## Your goal
Gather each line in the entries that includes the string "value".

[Extracts from a graphics dataset]
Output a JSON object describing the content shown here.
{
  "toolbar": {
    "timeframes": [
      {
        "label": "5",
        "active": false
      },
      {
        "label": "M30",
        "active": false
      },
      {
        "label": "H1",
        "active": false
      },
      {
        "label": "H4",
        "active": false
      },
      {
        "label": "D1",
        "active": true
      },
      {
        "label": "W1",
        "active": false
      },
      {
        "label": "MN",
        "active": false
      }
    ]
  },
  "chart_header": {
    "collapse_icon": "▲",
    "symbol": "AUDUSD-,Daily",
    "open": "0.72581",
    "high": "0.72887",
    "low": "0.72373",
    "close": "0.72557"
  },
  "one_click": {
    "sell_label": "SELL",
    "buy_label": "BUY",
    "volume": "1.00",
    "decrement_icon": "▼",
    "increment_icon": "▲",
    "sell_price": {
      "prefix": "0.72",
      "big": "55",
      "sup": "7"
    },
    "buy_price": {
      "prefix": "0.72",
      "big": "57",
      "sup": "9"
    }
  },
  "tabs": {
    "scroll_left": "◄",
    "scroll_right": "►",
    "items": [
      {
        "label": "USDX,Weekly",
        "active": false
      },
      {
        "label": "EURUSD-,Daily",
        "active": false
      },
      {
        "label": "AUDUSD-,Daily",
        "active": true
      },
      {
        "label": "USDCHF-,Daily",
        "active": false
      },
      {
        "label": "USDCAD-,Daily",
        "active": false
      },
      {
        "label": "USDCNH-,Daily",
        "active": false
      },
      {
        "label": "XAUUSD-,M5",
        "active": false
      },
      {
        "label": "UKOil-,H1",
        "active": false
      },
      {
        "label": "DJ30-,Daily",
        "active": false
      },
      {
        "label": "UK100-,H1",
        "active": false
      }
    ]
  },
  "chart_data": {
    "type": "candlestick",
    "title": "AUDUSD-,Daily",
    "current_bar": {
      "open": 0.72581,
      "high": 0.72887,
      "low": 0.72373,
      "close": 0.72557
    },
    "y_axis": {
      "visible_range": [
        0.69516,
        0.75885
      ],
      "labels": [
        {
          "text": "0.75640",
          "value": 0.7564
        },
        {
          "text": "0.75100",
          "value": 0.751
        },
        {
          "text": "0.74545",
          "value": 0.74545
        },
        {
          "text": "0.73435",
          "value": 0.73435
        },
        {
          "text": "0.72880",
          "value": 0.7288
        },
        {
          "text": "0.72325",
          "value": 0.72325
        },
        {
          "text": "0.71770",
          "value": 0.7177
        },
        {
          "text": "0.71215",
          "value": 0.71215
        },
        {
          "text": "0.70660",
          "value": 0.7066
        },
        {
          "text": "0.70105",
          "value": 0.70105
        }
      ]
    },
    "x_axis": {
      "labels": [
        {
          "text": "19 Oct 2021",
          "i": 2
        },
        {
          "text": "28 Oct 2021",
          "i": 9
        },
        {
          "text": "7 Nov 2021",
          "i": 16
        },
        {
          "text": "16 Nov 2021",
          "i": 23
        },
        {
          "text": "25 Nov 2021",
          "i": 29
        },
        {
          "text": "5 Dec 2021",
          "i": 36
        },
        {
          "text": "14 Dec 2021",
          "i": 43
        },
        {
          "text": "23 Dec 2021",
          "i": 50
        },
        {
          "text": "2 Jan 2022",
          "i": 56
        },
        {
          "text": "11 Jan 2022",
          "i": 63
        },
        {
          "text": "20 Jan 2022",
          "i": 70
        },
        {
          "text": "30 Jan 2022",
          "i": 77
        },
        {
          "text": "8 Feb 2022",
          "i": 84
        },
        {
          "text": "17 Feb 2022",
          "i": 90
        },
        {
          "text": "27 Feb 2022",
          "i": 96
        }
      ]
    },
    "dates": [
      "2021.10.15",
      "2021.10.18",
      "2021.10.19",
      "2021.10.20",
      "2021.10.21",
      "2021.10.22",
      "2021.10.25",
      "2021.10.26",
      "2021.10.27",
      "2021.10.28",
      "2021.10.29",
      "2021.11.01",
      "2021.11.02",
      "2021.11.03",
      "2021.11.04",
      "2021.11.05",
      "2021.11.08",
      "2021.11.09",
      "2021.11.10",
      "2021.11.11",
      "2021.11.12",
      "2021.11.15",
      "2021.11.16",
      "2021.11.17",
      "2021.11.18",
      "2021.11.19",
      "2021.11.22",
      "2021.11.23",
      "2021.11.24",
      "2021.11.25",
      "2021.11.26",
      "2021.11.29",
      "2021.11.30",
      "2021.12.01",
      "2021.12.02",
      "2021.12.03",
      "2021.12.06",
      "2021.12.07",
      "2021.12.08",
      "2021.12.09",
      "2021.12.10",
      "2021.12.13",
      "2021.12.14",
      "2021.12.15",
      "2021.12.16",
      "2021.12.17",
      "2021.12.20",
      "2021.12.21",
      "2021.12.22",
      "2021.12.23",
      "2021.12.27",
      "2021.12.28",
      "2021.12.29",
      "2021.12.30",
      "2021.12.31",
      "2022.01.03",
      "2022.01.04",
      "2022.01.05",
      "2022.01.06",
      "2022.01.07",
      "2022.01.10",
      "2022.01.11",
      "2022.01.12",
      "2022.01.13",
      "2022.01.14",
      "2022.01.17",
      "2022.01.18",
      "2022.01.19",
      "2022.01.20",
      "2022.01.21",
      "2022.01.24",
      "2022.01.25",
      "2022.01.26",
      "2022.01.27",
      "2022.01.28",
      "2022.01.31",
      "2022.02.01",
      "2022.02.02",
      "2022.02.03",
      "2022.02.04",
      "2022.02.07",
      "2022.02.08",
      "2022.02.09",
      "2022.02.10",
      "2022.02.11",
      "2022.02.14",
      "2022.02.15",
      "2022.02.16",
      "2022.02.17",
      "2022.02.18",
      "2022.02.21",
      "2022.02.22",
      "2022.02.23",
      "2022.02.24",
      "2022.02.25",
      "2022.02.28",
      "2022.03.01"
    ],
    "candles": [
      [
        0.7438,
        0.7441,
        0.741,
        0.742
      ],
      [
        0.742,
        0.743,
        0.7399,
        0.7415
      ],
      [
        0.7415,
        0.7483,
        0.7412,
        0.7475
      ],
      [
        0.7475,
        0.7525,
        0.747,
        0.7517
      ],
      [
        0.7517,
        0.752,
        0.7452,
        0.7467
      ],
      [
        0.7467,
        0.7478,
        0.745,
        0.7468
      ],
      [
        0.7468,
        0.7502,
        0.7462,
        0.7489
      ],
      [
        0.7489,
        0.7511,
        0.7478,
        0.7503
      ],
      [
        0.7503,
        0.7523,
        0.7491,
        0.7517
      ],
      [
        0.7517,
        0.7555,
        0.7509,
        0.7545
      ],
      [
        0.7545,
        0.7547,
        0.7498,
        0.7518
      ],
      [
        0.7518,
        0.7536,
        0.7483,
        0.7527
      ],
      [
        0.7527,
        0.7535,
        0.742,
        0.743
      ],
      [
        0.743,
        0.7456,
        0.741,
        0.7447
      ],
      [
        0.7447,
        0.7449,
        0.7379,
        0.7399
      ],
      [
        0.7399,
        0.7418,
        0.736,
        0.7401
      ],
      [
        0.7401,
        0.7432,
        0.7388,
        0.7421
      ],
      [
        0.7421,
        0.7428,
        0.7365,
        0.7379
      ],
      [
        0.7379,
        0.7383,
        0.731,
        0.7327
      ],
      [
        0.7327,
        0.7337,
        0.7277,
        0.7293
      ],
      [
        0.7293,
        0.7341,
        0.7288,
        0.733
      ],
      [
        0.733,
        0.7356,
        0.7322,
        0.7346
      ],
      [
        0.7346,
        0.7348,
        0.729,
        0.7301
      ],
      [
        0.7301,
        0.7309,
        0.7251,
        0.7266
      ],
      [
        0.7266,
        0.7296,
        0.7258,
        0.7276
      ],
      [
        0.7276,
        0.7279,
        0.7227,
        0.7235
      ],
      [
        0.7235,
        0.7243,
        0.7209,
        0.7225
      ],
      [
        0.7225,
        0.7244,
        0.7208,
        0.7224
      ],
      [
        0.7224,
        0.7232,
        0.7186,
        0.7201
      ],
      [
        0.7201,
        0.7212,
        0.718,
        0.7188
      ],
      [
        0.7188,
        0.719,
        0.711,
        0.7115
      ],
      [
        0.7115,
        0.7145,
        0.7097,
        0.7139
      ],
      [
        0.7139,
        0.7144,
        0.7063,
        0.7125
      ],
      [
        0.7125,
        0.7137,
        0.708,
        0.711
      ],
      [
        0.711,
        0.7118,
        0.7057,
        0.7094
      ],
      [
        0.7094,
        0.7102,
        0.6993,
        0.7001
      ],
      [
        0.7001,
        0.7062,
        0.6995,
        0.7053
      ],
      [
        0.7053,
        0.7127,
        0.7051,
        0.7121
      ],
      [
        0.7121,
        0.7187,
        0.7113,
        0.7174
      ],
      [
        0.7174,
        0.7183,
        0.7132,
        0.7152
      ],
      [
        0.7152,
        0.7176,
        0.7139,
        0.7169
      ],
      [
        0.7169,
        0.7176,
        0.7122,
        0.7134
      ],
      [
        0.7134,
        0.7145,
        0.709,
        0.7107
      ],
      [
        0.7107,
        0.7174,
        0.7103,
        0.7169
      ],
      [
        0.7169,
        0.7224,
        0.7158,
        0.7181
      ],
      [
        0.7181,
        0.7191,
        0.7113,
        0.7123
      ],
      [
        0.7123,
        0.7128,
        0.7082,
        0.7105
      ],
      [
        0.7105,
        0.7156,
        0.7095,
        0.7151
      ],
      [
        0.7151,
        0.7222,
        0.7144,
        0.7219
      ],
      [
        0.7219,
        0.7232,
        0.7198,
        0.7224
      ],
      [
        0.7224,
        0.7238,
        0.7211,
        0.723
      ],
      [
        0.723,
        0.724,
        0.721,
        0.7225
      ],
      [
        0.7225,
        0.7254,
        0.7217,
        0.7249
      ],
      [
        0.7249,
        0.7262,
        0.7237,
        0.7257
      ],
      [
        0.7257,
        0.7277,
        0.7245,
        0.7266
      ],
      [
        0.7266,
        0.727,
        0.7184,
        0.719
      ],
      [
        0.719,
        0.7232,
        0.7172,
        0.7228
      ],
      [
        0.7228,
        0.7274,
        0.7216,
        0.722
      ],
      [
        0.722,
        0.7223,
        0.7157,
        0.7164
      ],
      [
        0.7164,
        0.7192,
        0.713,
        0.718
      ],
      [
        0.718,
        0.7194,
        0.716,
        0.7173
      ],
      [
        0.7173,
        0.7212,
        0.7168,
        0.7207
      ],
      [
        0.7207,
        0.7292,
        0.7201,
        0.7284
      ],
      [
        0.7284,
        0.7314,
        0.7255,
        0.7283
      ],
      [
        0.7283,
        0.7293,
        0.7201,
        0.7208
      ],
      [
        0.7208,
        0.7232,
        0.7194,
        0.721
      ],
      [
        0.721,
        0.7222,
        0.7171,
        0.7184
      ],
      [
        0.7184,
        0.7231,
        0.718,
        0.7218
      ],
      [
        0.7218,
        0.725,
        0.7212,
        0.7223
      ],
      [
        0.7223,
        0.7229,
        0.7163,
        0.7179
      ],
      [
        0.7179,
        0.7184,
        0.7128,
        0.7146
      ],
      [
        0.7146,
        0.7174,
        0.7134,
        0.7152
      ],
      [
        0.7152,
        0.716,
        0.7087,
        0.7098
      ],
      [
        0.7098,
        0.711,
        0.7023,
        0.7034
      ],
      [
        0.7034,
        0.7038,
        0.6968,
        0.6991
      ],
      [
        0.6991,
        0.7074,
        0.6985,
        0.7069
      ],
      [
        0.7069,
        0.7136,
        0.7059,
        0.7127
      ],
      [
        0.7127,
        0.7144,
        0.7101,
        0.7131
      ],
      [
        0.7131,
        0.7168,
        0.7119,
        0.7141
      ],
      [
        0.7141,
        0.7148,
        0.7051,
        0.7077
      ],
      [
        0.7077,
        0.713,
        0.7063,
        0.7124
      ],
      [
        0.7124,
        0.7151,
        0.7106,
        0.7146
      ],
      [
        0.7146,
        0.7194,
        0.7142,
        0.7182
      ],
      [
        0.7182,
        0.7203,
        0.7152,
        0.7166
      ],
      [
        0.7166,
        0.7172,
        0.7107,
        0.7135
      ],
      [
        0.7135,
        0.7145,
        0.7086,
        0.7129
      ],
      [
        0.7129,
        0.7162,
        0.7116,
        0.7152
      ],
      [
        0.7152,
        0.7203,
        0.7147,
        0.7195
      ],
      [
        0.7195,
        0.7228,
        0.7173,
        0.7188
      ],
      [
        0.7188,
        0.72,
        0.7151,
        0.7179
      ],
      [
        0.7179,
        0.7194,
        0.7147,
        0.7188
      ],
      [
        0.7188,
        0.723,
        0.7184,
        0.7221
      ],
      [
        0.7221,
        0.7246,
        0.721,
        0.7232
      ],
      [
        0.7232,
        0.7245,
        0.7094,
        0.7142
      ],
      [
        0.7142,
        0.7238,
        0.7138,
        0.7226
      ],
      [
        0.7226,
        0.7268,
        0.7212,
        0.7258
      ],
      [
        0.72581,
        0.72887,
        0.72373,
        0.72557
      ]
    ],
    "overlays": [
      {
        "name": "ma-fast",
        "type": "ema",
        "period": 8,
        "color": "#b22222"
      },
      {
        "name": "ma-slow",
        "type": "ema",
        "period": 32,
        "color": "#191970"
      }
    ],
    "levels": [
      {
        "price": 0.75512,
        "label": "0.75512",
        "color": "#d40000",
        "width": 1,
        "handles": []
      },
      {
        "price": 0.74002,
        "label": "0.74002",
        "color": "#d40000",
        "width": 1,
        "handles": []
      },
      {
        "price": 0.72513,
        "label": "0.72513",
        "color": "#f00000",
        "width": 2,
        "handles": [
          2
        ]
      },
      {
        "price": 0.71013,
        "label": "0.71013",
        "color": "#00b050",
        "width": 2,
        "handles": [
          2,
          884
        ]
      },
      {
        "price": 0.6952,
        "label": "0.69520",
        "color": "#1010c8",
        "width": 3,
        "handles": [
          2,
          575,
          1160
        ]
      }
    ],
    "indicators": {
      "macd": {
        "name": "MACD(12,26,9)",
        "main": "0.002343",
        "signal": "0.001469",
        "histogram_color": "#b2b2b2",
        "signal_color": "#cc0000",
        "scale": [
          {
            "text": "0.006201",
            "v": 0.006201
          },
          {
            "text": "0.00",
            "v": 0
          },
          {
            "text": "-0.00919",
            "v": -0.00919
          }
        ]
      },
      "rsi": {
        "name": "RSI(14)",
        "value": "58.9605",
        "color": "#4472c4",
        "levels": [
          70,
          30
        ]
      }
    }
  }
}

## Output of the exercise
          "value": 0.7564
          "value": 0.751
          "value": 0.74545
          "value": 0.73435
          "value": 0.7288
          "value": 0.72325
          "value": 0.7177
          "value": 0.71215
          "value": 0.7066
          "value": 0.70105
        "value": "58.9605",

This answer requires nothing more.